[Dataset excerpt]
● ● ● ●
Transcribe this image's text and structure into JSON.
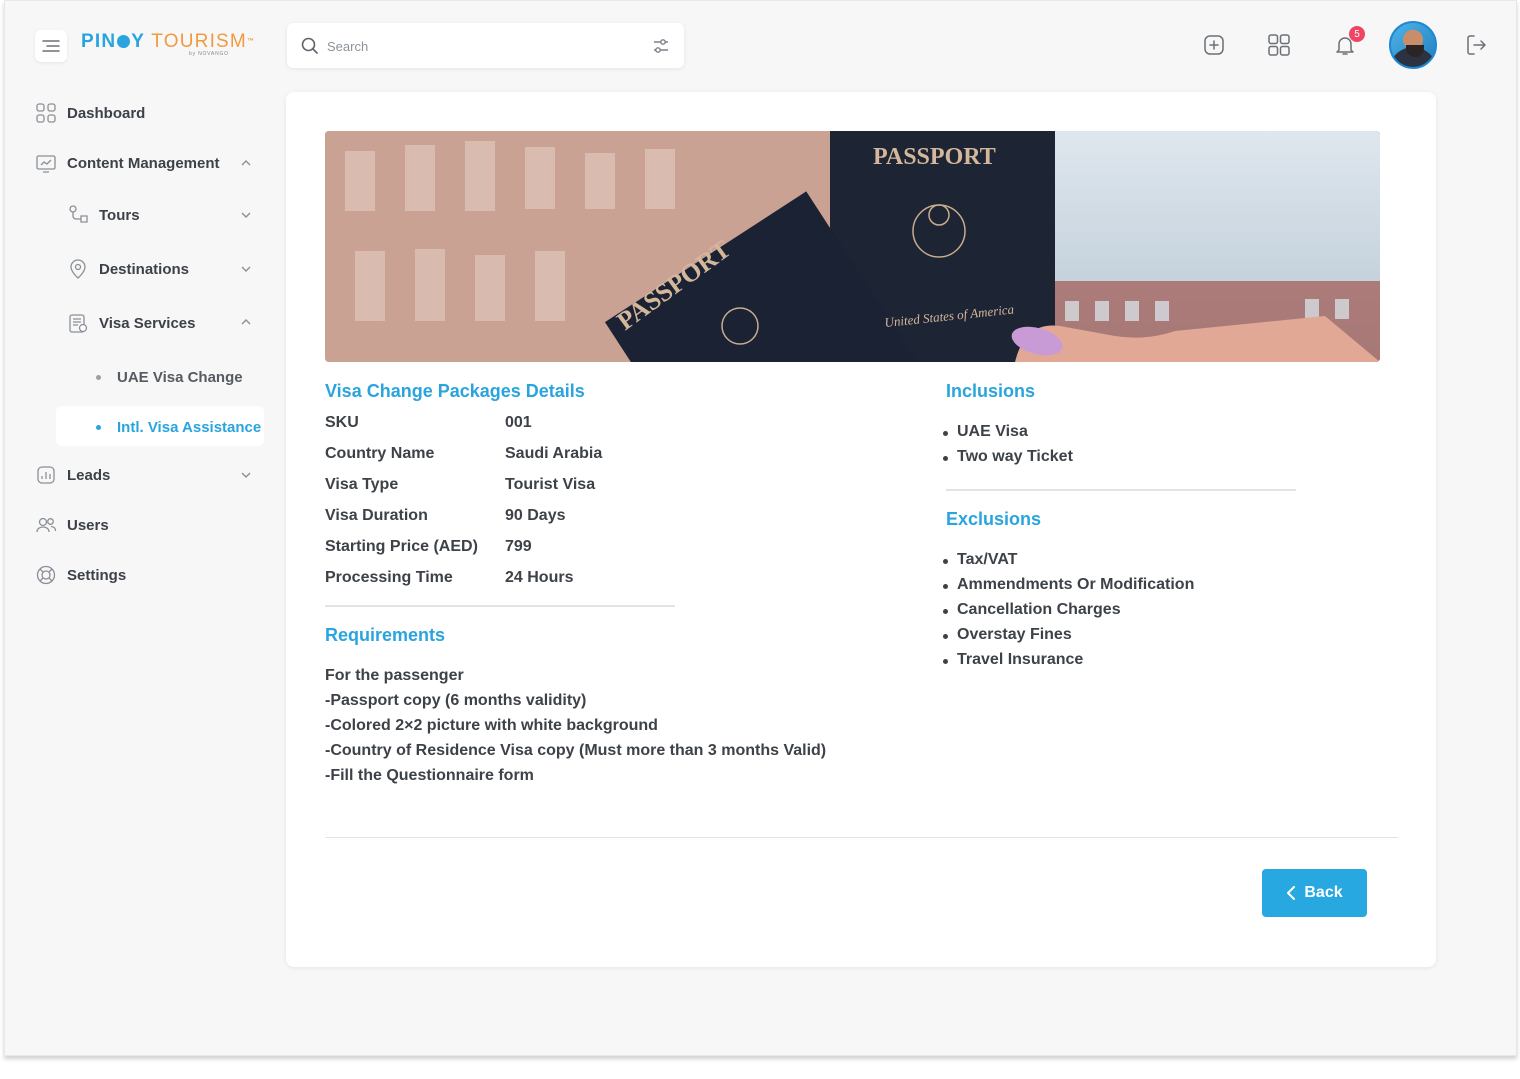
{
  "brand": {
    "name_part1": "PIN",
    "name_part2": "Y",
    "name_part3": "TOURISM",
    "trademark": "™",
    "byline": "by NOVANGO"
  },
  "search": {
    "placeholder": "Search"
  },
  "notifications": {
    "count": "5"
  },
  "sidebar": {
    "items": [
      {
        "label": "Dashboard",
        "icon": "grid-icon"
      },
      {
        "label": "Content Management",
        "icon": "content-icon",
        "expanded": true
      },
      {
        "label": "Tours",
        "icon": "route-icon"
      },
      {
        "label": "Destinations",
        "icon": "location-pin-icon"
      },
      {
        "label": "Visa Services",
        "icon": "visa-document-icon",
        "expanded": true
      },
      {
        "label": "Leads",
        "icon": "chart-doc-icon"
      },
      {
        "label": "Users",
        "icon": "users-icon"
      },
      {
        "label": "Settings",
        "icon": "lifebuoy-icon"
      }
    ],
    "sub_items": [
      {
        "label": "UAE Visa Change"
      },
      {
        "label": "Intl. Visa Assistance",
        "active": true
      }
    ]
  },
  "details": {
    "title": "Visa Change Packages Details",
    "rows": [
      {
        "label": "SKU",
        "value": "001"
      },
      {
        "label": "Country Name",
        "value": "Saudi Arabia"
      },
      {
        "label": "Visa Type",
        "value": "Tourist Visa"
      },
      {
        "label": "Visa Duration",
        "value": "90 Days"
      },
      {
        "label": "Starting Price (AED)",
        "value": "799"
      },
      {
        "label": "Processing Time",
        "value": "24 Hours"
      }
    ]
  },
  "requirements": {
    "title": "Requirements",
    "lines": [
      "For the passenger",
      "-Passport copy (6 months validity)",
      "-Colored 2×2 picture with white background",
      "-Country of Residence Visa copy (Must more than 3 months Valid)",
      "-Fill the Questionnaire form"
    ]
  },
  "inclusions": {
    "title": "Inclusions",
    "items": [
      "UAE Visa",
      "Two way Ticket"
    ]
  },
  "exclusions": {
    "title": "Exclusions",
    "items": [
      "Tax/VAT",
      "Ammendments Or Modification",
      "Cancellation Charges",
      "Overstay Fines",
      "Travel Insurance"
    ]
  },
  "banner": {
    "text_left": "PASSPORT",
    "text_right": "PASSPORT",
    "text_small": "United States of America"
  },
  "actions": {
    "back_label": "Back"
  },
  "colors": {
    "accent": "#2aa4df",
    "brand_orange": "#f19a3e",
    "badge": "#ef4565"
  }
}
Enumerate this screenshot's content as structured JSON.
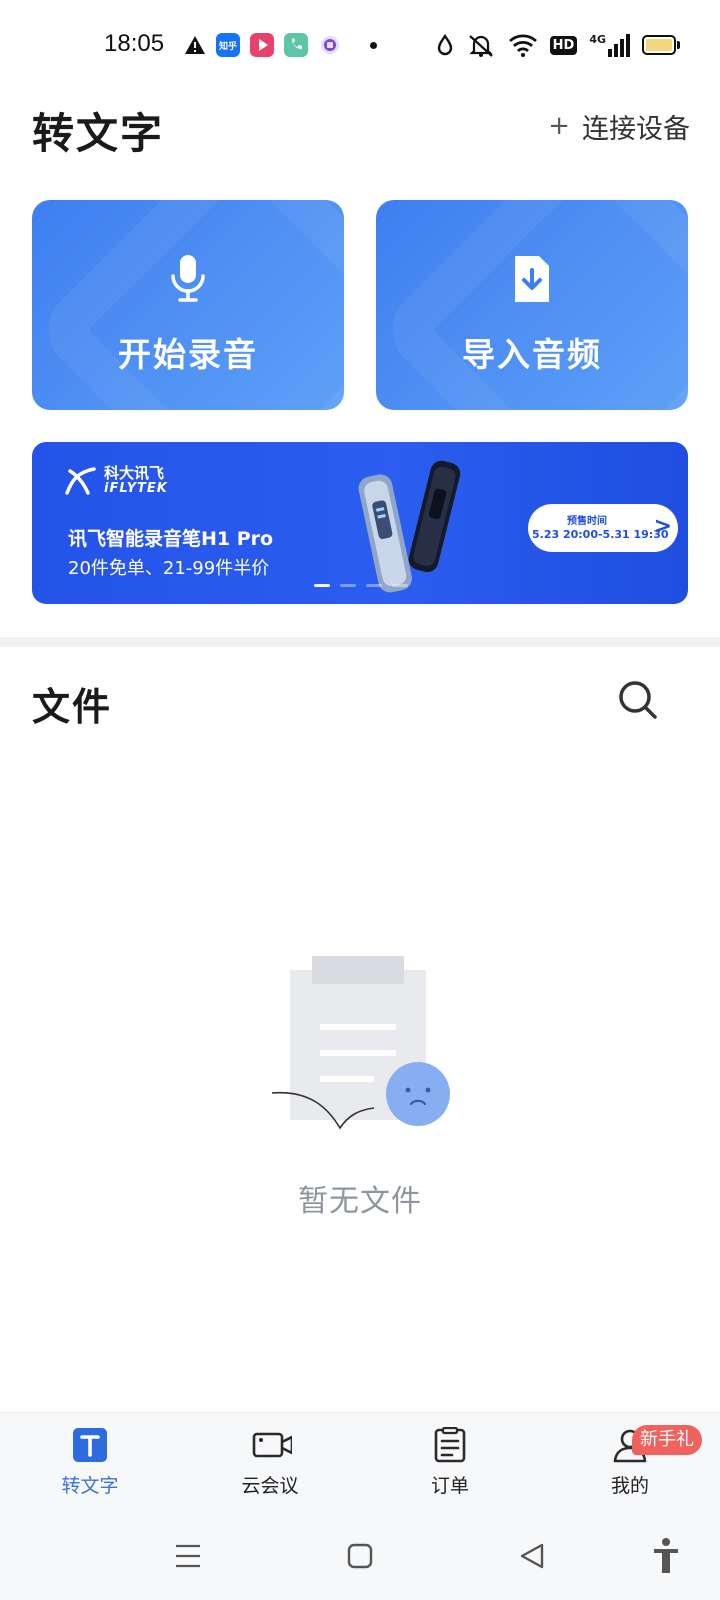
{
  "status_bar": {
    "time": "18:05",
    "left_icons": [
      "warning-icon",
      "zhihu-app-icon",
      "video-app-icon",
      "phone-app-icon",
      "purple-app-icon",
      "dot-icon"
    ],
    "zhihu_label": "知乎",
    "right_icons": [
      "drop-icon",
      "mute-icon",
      "wifi-icon",
      "hd-icon",
      "signal-4g-icon",
      "battery-icon"
    ],
    "hd_label": "HD",
    "network_label": "4G"
  },
  "header": {
    "title": "转文字",
    "connect_plus": "+",
    "connect_label": "连接设备"
  },
  "actions": [
    {
      "label": "开始录音",
      "icon": "microphone-icon"
    },
    {
      "label": "导入音频",
      "icon": "import-file-icon"
    }
  ],
  "banner": {
    "brand_cn": "科大讯飞",
    "brand_en": "iFLYTEK",
    "title": "讯飞智能录音笔H1 Pro",
    "subtitle": "20件免单、21-99件半价",
    "presale_label": "预售时间",
    "presale_time": "5.23 20:00-5.31 19:30",
    "arrow": ">",
    "active_slide_index": 0,
    "slide_count": 4
  },
  "files": {
    "title": "文件",
    "empty_text": "暂无文件"
  },
  "bottom_nav": {
    "items": [
      {
        "label": "转文字",
        "icon": "transcribe-icon",
        "active": true
      },
      {
        "label": "云会议",
        "icon": "video-camera-icon",
        "active": false
      },
      {
        "label": "订单",
        "icon": "order-icon",
        "active": false
      },
      {
        "label": "我的",
        "icon": "profile-icon",
        "active": false,
        "badge": "新手礼"
      }
    ]
  },
  "system_nav": [
    "menu-icon",
    "home-icon",
    "back-icon",
    "accessibility-icon"
  ],
  "colors": {
    "accent": "#3a72d8",
    "card_blue": "#4a8cf2",
    "banner_blue": "#2453e8",
    "badge_red": "#f0625e",
    "empty_text": "#8f959e"
  }
}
● ● ● ●
**Brief**
Extract every line that has the string "copy" in it.

**The output**
      "-Passport copy (6 months validity)",
      "-Country of Residence Visa copy (Must more than 3 months Valid)",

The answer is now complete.